Problem details |
Return all lines below containing the word "должность".

Data excerpts |
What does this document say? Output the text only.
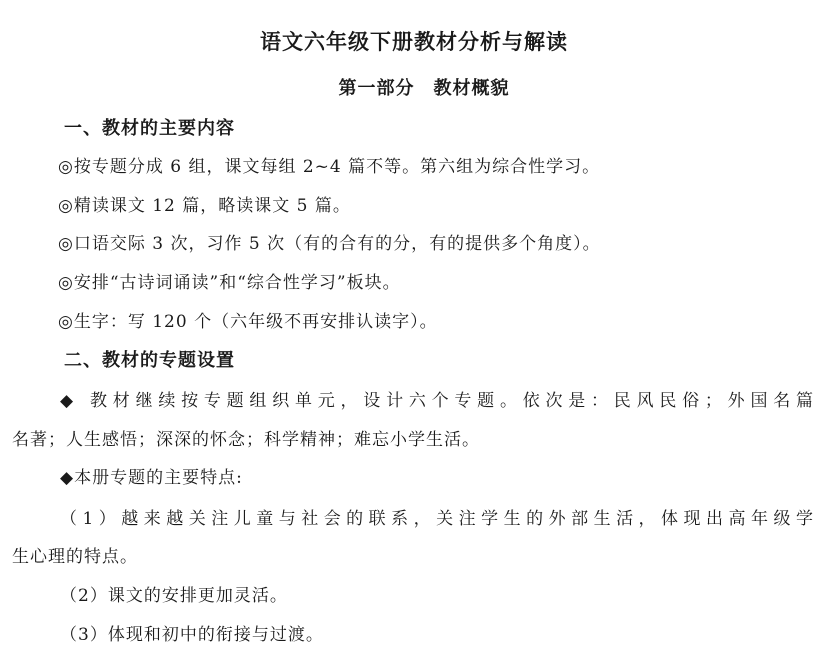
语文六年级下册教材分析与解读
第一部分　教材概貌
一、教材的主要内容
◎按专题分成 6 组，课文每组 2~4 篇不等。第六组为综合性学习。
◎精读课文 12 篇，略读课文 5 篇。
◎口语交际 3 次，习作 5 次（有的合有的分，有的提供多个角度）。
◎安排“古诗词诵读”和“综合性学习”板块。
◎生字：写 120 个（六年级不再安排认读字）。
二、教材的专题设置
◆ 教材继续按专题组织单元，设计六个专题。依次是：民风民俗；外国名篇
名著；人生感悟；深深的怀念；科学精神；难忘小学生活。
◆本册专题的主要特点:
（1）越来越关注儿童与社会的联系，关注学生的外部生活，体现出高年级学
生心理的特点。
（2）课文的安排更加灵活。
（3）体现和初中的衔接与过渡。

---

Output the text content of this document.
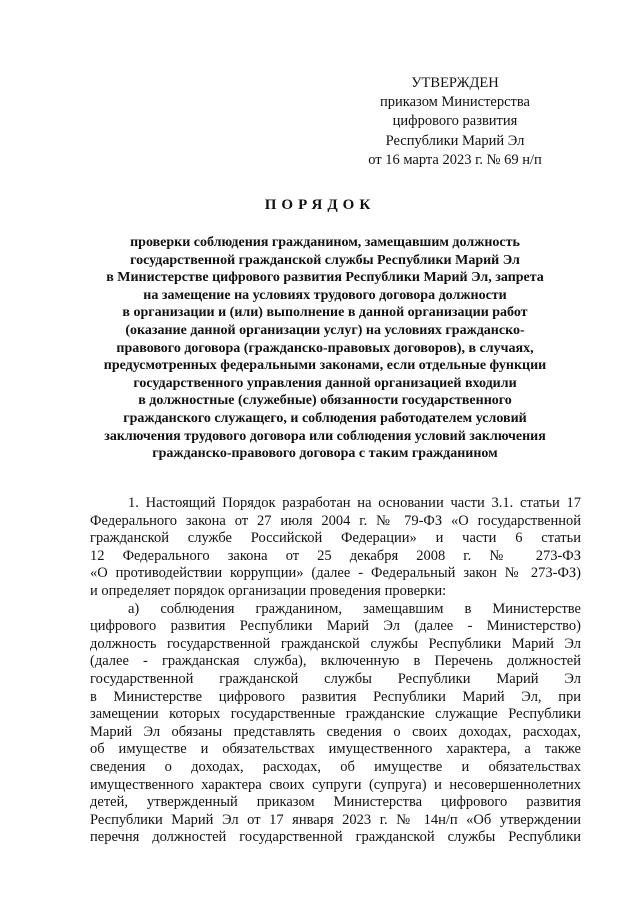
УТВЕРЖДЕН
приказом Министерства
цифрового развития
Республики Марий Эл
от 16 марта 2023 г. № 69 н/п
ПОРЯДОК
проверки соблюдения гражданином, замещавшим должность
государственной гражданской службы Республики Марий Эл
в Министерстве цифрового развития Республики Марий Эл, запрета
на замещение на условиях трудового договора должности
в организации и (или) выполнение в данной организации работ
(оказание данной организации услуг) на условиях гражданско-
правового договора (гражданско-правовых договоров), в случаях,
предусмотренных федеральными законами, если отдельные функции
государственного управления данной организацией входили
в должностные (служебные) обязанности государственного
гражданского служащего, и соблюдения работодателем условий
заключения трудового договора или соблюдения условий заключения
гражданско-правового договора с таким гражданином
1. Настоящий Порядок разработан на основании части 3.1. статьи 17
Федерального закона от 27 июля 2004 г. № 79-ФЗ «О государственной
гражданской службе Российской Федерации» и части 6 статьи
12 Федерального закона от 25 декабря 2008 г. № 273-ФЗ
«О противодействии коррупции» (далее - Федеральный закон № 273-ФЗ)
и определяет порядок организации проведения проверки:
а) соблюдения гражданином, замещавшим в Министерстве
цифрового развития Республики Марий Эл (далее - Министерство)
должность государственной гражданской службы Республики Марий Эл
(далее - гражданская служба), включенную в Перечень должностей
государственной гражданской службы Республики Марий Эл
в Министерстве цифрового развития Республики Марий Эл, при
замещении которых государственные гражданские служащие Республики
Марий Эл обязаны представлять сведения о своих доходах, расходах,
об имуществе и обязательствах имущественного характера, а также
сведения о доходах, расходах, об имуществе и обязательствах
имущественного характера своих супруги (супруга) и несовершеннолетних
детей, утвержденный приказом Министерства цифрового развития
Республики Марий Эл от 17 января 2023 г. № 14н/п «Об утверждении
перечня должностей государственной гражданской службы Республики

In response |
проверки соблюдения гражданином, замещавшим должность
должность государственной гражданской службы Республики Марий Эл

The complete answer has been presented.